How many lines in the records below hold the string "background"? Please answer with the number and nothing more.

====== Recorded information

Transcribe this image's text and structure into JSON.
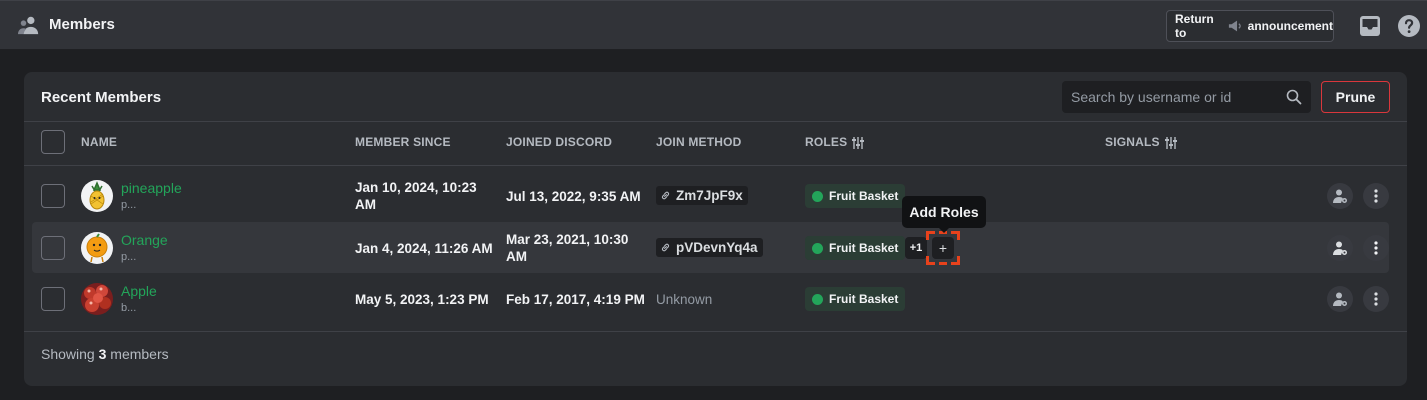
{
  "header": {
    "title": "Members",
    "return_prefix": "Return to",
    "return_channel": "announcement",
    "icons": [
      "members-icon",
      "megaphone-icon",
      "inbox-icon",
      "help-icon"
    ]
  },
  "panel": {
    "title": "Recent Members",
    "search_placeholder": "Search by username or id",
    "prune_label": "Prune"
  },
  "table": {
    "columns": {
      "name": "NAME",
      "member_since": "MEMBER SINCE",
      "joined_discord": "JOINED DISCORD",
      "join_method": "JOIN METHOD",
      "roles": "ROLES",
      "signals": "SIGNALS"
    },
    "rows": [
      {
        "username": "pineapple",
        "subname": "p...",
        "member_since": "Jan 10, 2024, 10:23 AM",
        "joined_discord": "Jul 13, 2022, 9:35 AM",
        "join_method": "Zm7JpF9x",
        "role": "Fruit Basket",
        "extra_roles": ""
      },
      {
        "username": "Orange",
        "subname": "p...",
        "member_since": "Jan 4, 2024, 11:26 AM",
        "joined_discord": "Mar 23, 2021, 10:30 AM",
        "join_method": "pVDevnYq4a",
        "role": "Fruit Basket",
        "extra_roles": "+1"
      },
      {
        "username": "Apple",
        "subname": "b...",
        "member_since": "May 5, 2023, 1:23 PM",
        "joined_discord": "Feb 17, 2017, 4:19 PM",
        "join_method": "Unknown",
        "role": "Fruit Basket",
        "extra_roles": ""
      }
    ]
  },
  "tooltip": {
    "text": "Add Roles"
  },
  "add_role_symbol": "+",
  "footer": {
    "prefix": "Showing",
    "count": "3",
    "suffix": "members"
  },
  "colors": {
    "accent_green": "#23a55a",
    "danger_red": "#da373c",
    "background": "#1e1f22",
    "panel": "#2b2d31"
  }
}
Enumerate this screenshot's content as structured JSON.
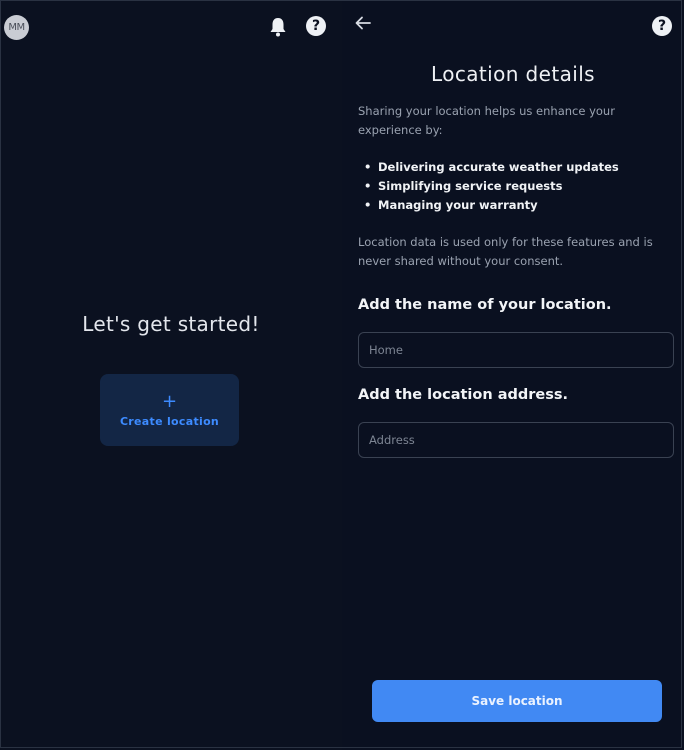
{
  "left_panel": {
    "avatar_initials": "MM",
    "heading": "Let's get started!",
    "create_button": {
      "icon": "plus-icon",
      "label": "Create location"
    }
  },
  "right_panel": {
    "title": "Location details",
    "intro": "Sharing your location helps us enhance your experience by:",
    "bullets": [
      "Delivering accurate weather updates",
      "Simplifying service requests",
      "Managing your warranty"
    ],
    "note": "Location data is used only for these features and is never shared without your consent.",
    "name_section": {
      "label": "Add the name of your location.",
      "placeholder": "Home",
      "value": ""
    },
    "address_section": {
      "label": "Add the location address.",
      "placeholder": "Address",
      "value": ""
    },
    "save_button": "Save location"
  },
  "colors": {
    "background": "#0b1120",
    "accent": "#4189f3",
    "create_button_bg": "#132645"
  }
}
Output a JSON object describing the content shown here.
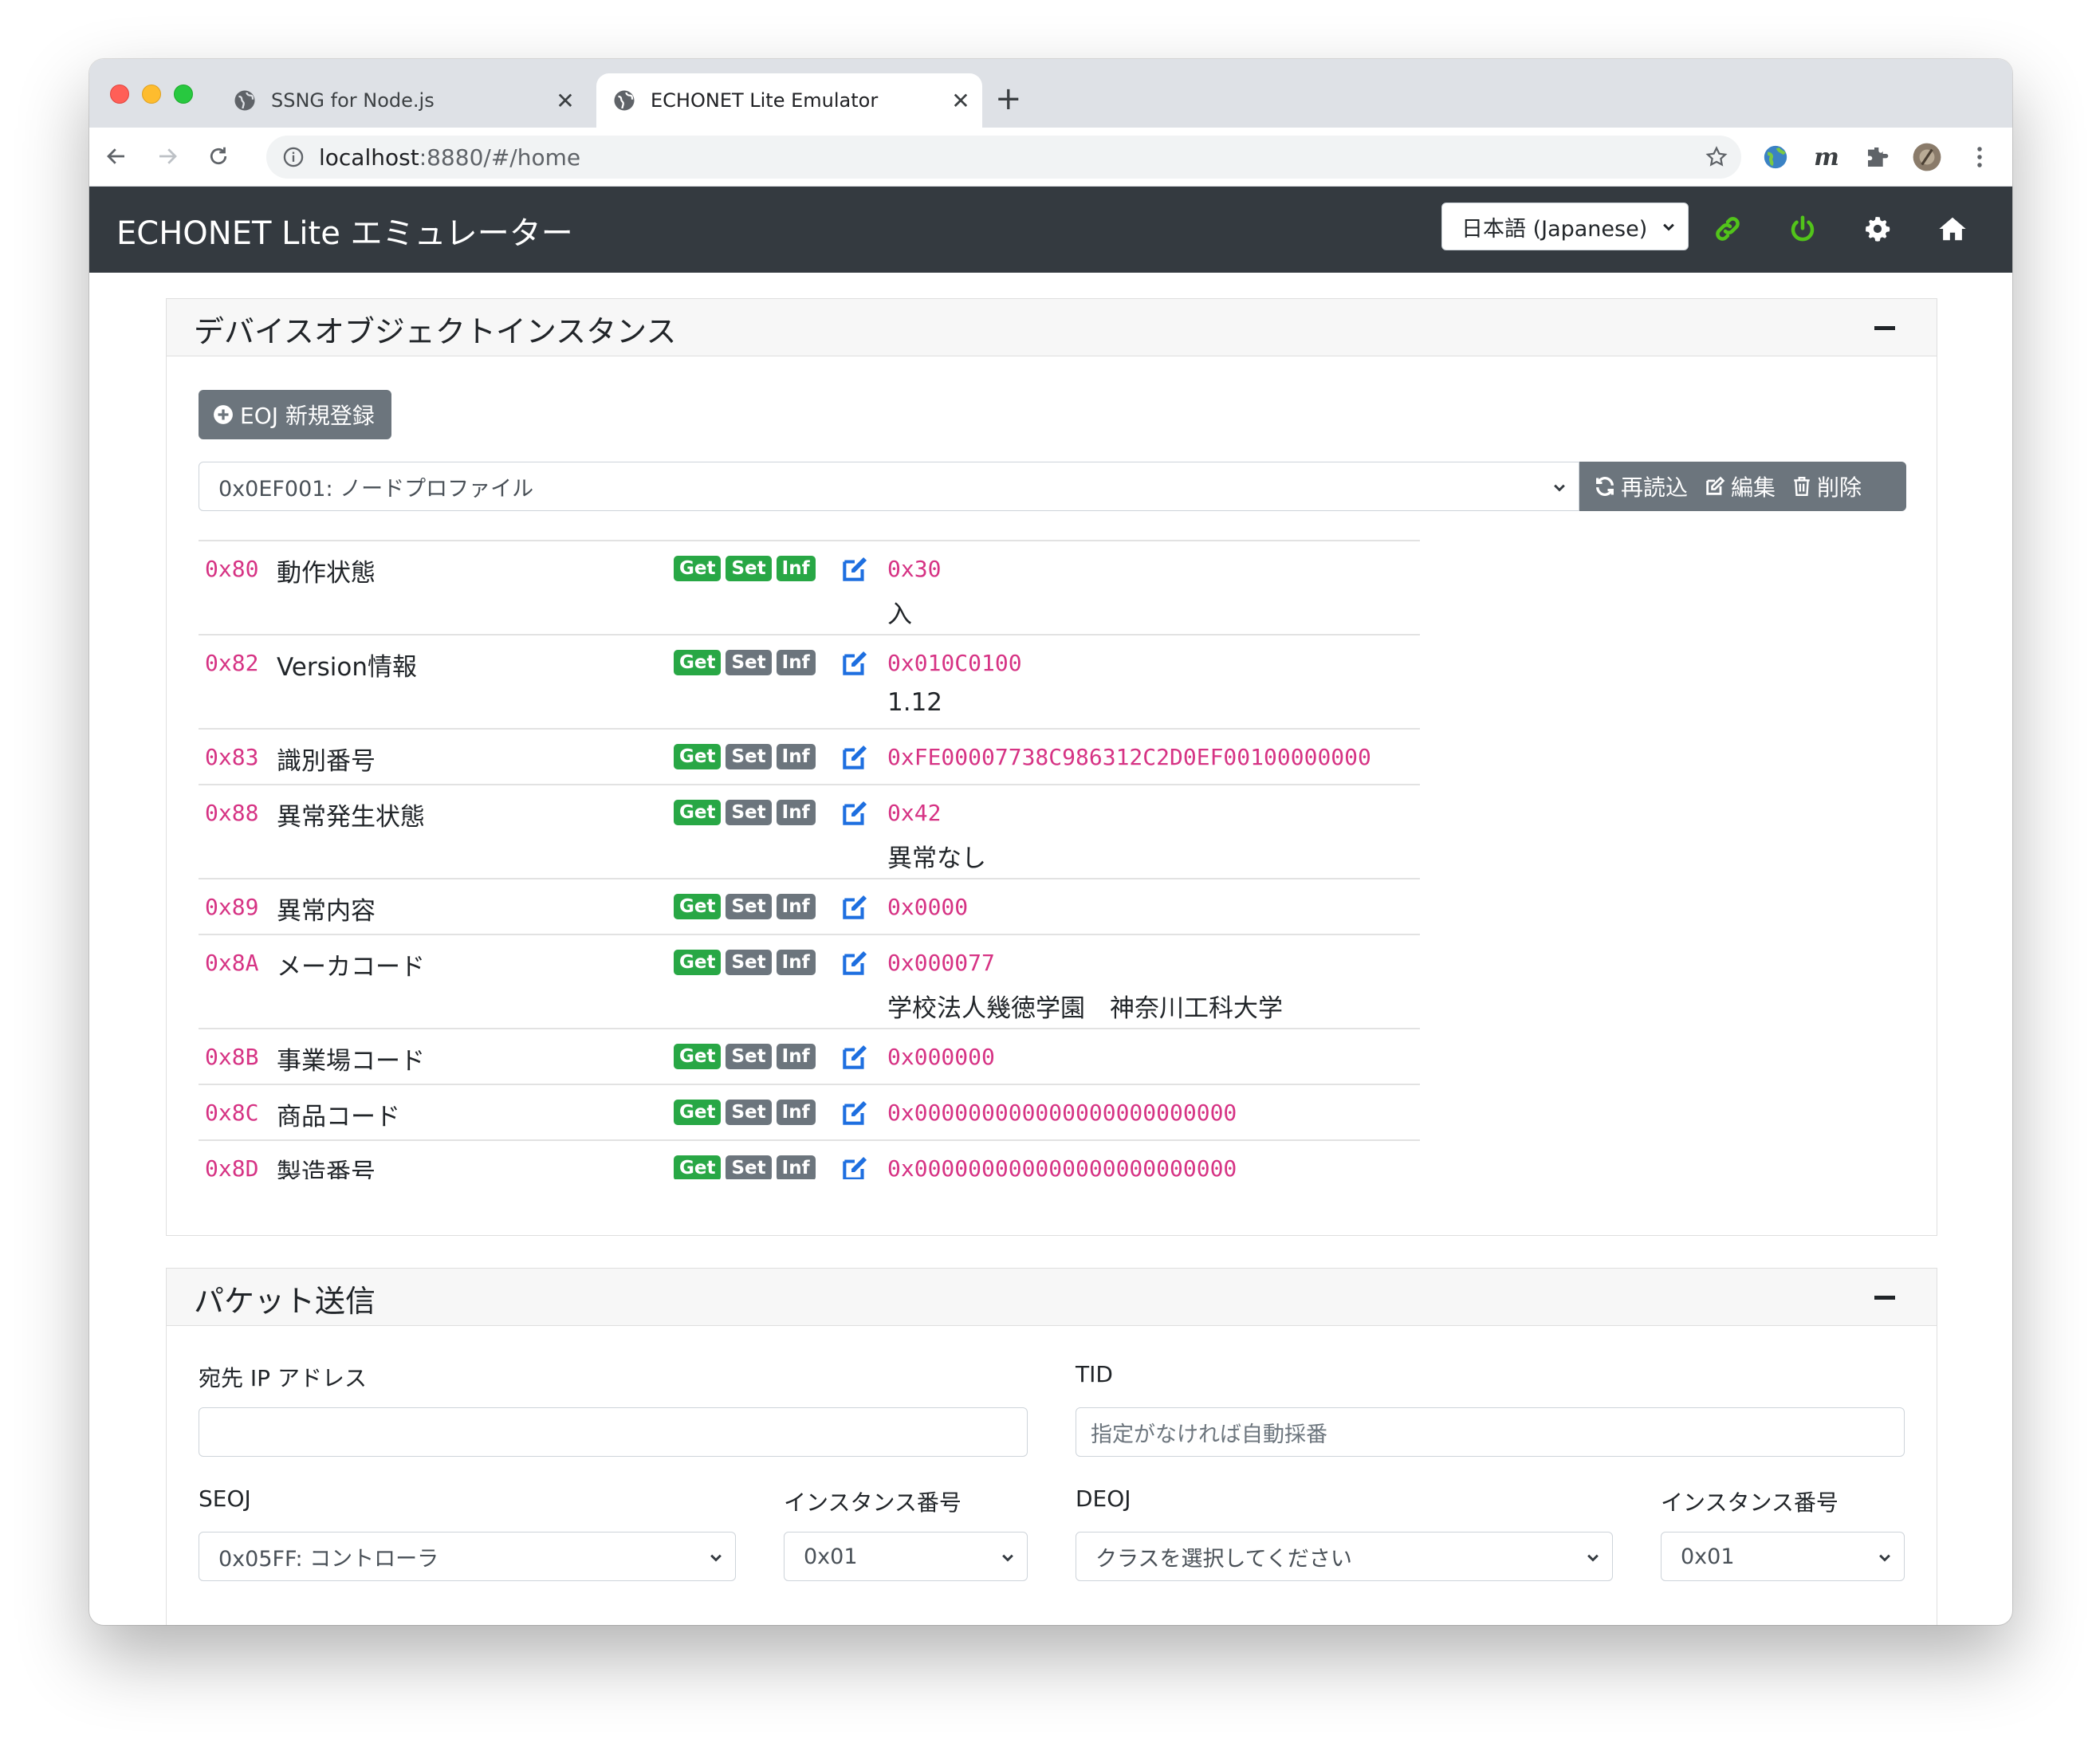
{
  "browser": {
    "tabs": [
      {
        "title": "SSNG for Node.js",
        "close": "✕"
      },
      {
        "title": "ECHONET Lite Emulator",
        "close": "✕"
      }
    ],
    "new_tab": "+",
    "url_host": "localhost",
    "url_rest": ":8880/#/home"
  },
  "navbar": {
    "brand": "ECHONET Lite エミュレーター",
    "language": "日本語 (Japanese)",
    "accent_green": "#52c41a"
  },
  "devices": {
    "title": "デバイスオブジェクトインスタンス",
    "add_button": "EOJ 新規登録",
    "selected_eoj": "0x0EF001: ノードプロファイル",
    "reload": "再読込",
    "edit": "編集",
    "delete": "削除",
    "properties": [
      {
        "epc": "0x80",
        "name": "動作状態",
        "get": true,
        "set": true,
        "inf": true,
        "value": "0x30",
        "desc": "入"
      },
      {
        "epc": "0x82",
        "name": "Version情報",
        "get": true,
        "set": false,
        "inf": false,
        "value": "0x010C0100",
        "desc": "1.12"
      },
      {
        "epc": "0x83",
        "name": "識別番号",
        "get": true,
        "set": false,
        "inf": false,
        "value": "0xFE00007738C986312C2D0EF00100000000",
        "desc": ""
      },
      {
        "epc": "0x88",
        "name": "異常発生状態",
        "get": true,
        "set": false,
        "inf": false,
        "value": "0x42",
        "desc": "異常なし"
      },
      {
        "epc": "0x89",
        "name": "異常内容",
        "get": true,
        "set": false,
        "inf": false,
        "value": "0x0000",
        "desc": ""
      },
      {
        "epc": "0x8A",
        "name": "メーカコード",
        "get": true,
        "set": false,
        "inf": false,
        "value": "0x000077",
        "desc": "学校法人幾徳学園　神奈川工科大学"
      },
      {
        "epc": "0x8B",
        "name": "事業場コード",
        "get": true,
        "set": false,
        "inf": false,
        "value": "0x000000",
        "desc": ""
      },
      {
        "epc": "0x8C",
        "name": "商品コード",
        "get": true,
        "set": false,
        "inf": false,
        "value": "0x000000000000000000000000",
        "desc": ""
      },
      {
        "epc": "0x8D",
        "name": "製造番号",
        "get": true,
        "set": false,
        "inf": false,
        "value": "0x000000000000000000000000",
        "desc": ""
      }
    ],
    "badge_labels": {
      "get": "Get",
      "set": "Set",
      "inf": "Inf"
    }
  },
  "packet": {
    "title": "パケット送信",
    "dest_ip_label": "宛先 IP アドレス",
    "dest_ip_value": "",
    "tid_label": "TID",
    "tid_placeholder": "指定がなければ自動採番",
    "seoj_label": "SEOJ",
    "seoj_value": "0x05FF: コントローラ",
    "seoj_instance_label": "インスタンス番号",
    "seoj_instance_value": "0x01",
    "deoj_label": "DEOJ",
    "deoj_value": "クラスを選択してください",
    "deoj_instance_label": "インスタンス番号",
    "deoj_instance_value": "0x01"
  }
}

============

Final answer: 2